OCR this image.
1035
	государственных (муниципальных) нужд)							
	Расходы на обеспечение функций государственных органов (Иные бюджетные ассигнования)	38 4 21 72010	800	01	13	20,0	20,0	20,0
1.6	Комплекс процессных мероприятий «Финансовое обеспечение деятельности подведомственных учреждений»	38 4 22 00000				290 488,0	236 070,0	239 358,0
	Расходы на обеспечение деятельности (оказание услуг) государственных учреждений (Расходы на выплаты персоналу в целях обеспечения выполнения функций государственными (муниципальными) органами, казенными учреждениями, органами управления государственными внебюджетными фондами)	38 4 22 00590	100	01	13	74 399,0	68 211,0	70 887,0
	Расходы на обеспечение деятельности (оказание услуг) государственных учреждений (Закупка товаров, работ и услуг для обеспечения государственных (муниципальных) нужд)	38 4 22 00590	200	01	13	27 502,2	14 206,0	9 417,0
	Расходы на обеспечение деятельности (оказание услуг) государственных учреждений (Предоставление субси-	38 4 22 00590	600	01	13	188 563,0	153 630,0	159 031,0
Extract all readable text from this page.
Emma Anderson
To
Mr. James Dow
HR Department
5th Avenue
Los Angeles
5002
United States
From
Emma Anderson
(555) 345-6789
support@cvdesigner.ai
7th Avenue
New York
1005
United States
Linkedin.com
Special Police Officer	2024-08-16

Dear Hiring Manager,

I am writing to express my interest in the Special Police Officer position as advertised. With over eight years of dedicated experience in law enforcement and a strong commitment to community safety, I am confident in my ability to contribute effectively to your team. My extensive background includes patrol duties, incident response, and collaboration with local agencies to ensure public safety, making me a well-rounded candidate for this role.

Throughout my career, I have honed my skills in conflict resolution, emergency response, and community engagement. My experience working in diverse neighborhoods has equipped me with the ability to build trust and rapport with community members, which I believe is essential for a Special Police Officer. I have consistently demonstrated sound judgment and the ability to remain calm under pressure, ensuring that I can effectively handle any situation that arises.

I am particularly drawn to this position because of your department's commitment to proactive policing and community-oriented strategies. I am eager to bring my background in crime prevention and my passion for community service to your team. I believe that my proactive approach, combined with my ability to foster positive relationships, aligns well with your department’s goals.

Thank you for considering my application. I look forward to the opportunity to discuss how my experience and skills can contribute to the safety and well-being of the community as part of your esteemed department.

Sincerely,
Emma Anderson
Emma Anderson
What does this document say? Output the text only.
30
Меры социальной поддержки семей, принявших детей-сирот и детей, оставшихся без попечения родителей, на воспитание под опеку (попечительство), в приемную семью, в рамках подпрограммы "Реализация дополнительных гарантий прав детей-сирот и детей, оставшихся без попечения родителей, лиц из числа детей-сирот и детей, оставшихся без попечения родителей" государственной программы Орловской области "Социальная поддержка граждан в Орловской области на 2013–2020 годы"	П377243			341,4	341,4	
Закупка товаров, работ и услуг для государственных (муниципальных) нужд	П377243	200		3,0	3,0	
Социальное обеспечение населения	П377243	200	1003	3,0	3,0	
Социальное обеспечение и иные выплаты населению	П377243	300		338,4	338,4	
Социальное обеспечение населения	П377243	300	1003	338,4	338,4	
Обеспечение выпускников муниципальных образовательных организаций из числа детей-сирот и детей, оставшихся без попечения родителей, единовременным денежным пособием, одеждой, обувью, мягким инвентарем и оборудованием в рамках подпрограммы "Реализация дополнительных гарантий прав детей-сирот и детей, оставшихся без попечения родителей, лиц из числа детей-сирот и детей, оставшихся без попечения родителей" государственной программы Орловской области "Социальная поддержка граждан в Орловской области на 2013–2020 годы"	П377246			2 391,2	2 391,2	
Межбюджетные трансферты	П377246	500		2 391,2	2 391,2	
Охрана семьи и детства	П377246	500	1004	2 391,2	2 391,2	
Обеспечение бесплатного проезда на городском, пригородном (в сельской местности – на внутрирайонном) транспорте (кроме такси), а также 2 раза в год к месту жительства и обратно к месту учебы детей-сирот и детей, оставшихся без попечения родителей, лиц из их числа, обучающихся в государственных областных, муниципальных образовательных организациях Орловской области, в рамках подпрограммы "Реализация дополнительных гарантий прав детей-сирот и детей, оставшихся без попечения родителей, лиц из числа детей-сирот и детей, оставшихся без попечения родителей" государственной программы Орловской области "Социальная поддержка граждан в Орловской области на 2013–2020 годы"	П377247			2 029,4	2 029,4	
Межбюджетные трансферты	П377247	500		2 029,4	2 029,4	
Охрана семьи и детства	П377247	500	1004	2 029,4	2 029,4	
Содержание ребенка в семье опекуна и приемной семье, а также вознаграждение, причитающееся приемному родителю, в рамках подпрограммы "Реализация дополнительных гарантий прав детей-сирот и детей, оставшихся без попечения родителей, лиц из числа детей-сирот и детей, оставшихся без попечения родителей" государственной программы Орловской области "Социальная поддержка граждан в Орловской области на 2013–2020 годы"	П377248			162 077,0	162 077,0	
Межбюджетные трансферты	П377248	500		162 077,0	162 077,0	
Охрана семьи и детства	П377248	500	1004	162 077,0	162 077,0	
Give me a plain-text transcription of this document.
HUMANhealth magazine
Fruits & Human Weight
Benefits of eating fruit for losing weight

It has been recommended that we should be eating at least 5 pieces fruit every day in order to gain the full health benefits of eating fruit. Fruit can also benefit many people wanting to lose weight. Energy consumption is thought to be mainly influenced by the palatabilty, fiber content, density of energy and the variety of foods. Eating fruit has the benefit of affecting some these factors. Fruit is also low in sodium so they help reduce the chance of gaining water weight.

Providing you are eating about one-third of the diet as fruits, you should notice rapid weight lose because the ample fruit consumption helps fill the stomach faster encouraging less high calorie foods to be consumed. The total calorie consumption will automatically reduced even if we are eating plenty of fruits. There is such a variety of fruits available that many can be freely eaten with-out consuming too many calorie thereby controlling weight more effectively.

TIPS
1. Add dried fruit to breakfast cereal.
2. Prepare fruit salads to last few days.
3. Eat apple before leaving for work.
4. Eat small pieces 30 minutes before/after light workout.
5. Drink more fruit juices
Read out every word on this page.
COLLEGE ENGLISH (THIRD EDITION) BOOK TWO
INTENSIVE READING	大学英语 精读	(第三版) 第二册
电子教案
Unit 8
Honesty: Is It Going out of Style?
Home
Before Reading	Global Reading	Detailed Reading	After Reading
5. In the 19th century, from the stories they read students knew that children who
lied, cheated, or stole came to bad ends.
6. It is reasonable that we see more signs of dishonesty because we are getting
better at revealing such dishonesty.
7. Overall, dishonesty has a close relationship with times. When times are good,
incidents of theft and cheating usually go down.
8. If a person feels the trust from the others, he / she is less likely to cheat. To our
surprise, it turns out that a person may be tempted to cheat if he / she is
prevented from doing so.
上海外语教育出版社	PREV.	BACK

TO DO:
Make a verbatim copy of every entry shown above.

REPLY:
OCR this image.
1035
	государственных (муниципальных) нужд)							
	Расходы на обеспечение функций государственных органов (Иные бюджетные ассигнования)	38 4 21 72010	800	01	13	20,0	20,0	20,0
1.6	Комплекс процессных мероприятий «Финансовое обеспечение деятельности подведомственных учреждений»	38 4 22 00000				290 488,0	236 070,0	239 358,0
	Расходы на обеспечение деятельности (оказание услуг) государственных учреждений (Расходы на выплаты персоналу в целях обеспечения выполнения функций государственными (муниципальными) органами, казенными учреждениями, органами управления государственными внебюджетными фондами)	38 4 22 00590	100	01	13	74 399,0	68 211,0	70 887,0
	Расходы на обеспечение деятельности (оказание услуг) государственных учреждений (Закупка товаров, работ и услуг для обеспечения государственных (муниципальных) нужд)	38 4 22 00590	200	01	13	27 502,2	14 206,0	9 417,0
	Расходы на обеспечение деятельности (оказание услуг) государственных учреждений (Предоставление субси-	38 4 22 00590	600	01	13	188 563,0	153 630,0	159 031,0
Extract all readable text from this page.
Emma Anderson
To
Mr. James Dow
HR Department
5th Avenue
Los Angeles
5002
United States
From
Emma Anderson
(555) 345-6789
support@cvdesigner.ai
7th Avenue
New York
1005
United States
Linkedin.com
Special Police Officer	2024-08-16

Dear Hiring Manager,

I am writing to express my interest in the Special Police Officer position as advertised. With over eight years of dedicated experience in law enforcement and a strong commitment to community safety, I am confident in my ability to contribute effectively to your team. My extensive background includes patrol duties, incident response, and collaboration with local agencies to ensure public safety, making me a well-rounded candidate for this role.

Throughout my career, I have honed my skills in conflict resolution, emergency response, and community engagement. My experience working in diverse neighborhoods has equipped me with the ability to build trust and rapport with community members, which I believe is essential for a Special Police Officer. I have consistently demonstrated sound judgment and the ability to remain calm under pressure, ensuring that I can effectively handle any situation that arises.

I am particularly drawn to this position because of your department's commitment to proactive policing and community-oriented strategies. I am eager to bring my background in crime prevention and my passion for community service to your team. I believe that my proactive approach, combined with my ability to foster positive relationships, aligns well with your department’s goals.

Thank you for considering my application. I look forward to the opportunity to discuss how my experience and skills can contribute to the safety and well-being of the community as part of your esteemed department.

Sincerely,
Emma Anderson
Emma Anderson
What does this document say? Output the text only.
30
Меры социальной поддержки семей, принявших детей-сирот и детей, оставшихся без попечения родителей, на воспитание под опеку (попечительство), в приемную семью, в рамках подпрограммы "Реализация дополнительных гарантий прав детей-сирот и детей, оставшихся без попечения родителей, лиц из числа детей-сирот и детей, оставшихся без попечения родителей" государственной программы Орловской области "Социальная поддержка граждан в Орловской области на 2013–2020 годы"	П377243			341,4	341,4	
Закупка товаров, работ и услуг для государственных (муниципальных) нужд	П377243	200		3,0	3,0	
Социальное обеспечение населения	П377243	200	1003	3,0	3,0	
Социальное обеспечение и иные выплаты населению	П377243	300		338,4	338,4	
Социальное обеспечение населения	П377243	300	1003	338,4	338,4	
Обеспечение выпускников муниципальных образовательных организаций из числа детей-сирот и детей, оставшихся без попечения родителей, единовременным денежным пособием, одеждой, обувью, мягким инвентарем и оборудованием в рамках подпрограммы "Реализация дополнительных гарантий прав детей-сирот и детей, оставшихся без попечения родителей, лиц из числа детей-сирот и детей, оставшихся без попечения родителей" государственной программы Орловской области "Социальная поддержка граждан в Орловской области на 2013–2020 годы"	П377246			2 391,2	2 391,2	
Межбюджетные трансферты	П377246	500		2 391,2	2 391,2	
Охрана семьи и детства	П377246	500	1004	2 391,2	2 391,2	
Обеспечение бесплатного проезда на городском, пригородном (в сельской местности – на внутрирайонном) транспорте (кроме такси), а также 2 раза в год к месту жительства и обратно к месту учебы детей-сирот и детей, оставшихся без попечения родителей, лиц из их числа, обучающихся в государственных областных, муниципальных образовательных организациях Орловской области, в рамках подпрограммы "Реализация дополнительных гарантий прав детей-сирот и детей, оставшихся без попечения родителей, лиц из числа детей-сирот и детей, оставшихся без попечения родителей" государственной программы Орловской области "Социальная поддержка граждан в Орловской области на 2013–2020 годы"	П377247			2 029,4	2 029,4	
Межбюджетные трансферты	П377247	500		2 029,4	2 029,4	
Охрана семьи и детства	П377247	500	1004	2 029,4	2 029,4	
Содержание ребенка в семье опекуна и приемной семье, а также вознаграждение, причитающееся приемному родителю, в рамках подпрограммы "Реализация дополнительных гарантий прав детей-сирот и детей, оставшихся без попечения родителей, лиц из числа детей-сирот и детей, оставшихся без попечения родителей" государственной программы Орловской области "Социальная поддержка граждан в Орловской области на 2013–2020 годы"	П377248			162 077,0	162 077,0	
Межбюджетные трансферты	П377248	500		162 077,0	162 077,0	
Охрана семьи и детства	П377248	500	1004	162 077,0	162 077,0	
Give me a plain-text transcription of this document.
HUMANhealth magazine
Fruits & Human Weight
Benefits of eating fruit for losing weight

It has been recommended that we should be eating at least 5 pieces fruit every day in order to gain the full health benefits of eating fruit. Fruit can also benefit many people wanting to lose weight. Energy consumption is thought to be mainly influenced by the palatabilty, fiber content, density of energy and the variety of foods. Eating fruit has the benefit of affecting some these factors. Fruit is also low in sodium so they help reduce the chance of gaining water weight.

Providing you are eating about one-third of the diet as fruits, you should notice rapid weight lose because the ample fruit consumption helps fill the stomach faster encouraging less high calorie foods to be consumed. The total calorie consumption will automatically reduced even if we are eating plenty of fruits. There is such a variety of fruits available that many can be freely eaten with-out consuming too many calorie thereby controlling weight more effectively.

TIPS
1. Add dried fruit to breakfast cereal.
2. Prepare fruit salads to last few days.
3. Eat apple before leaving for work.
4. Eat small pieces 30 minutes before/after light workout.
5. Drink more fruit juices
Read out every word on this page.
COLLEGE ENGLISH (THIRD EDITION) BOOK TWO
INTENSIVE READING	大学英语 精读	(第三版) 第二册
电子教案
Unit 8
Honesty: Is It Going out of Style?
Home
Before Reading	Global Reading	Detailed Reading	After Reading
5. In the 19th century, from the stories they read students knew that children who
lied, cheated, or stole came to bad ends.
6. It is reasonable that we see more signs of dishonesty because we are getting
better at revealing such dishonesty.
7. Overall, dishonesty has a close relationship with times. When times are good,
incidents of theft and cheating usually go down.
8. If a person feels the trust from the others, he / she is less likely to cheat. To our
surprise, it turns out that a person may be tempted to cheat if he / she is
prevented from doing so.
上海外语教育出版社	PREV.	BACK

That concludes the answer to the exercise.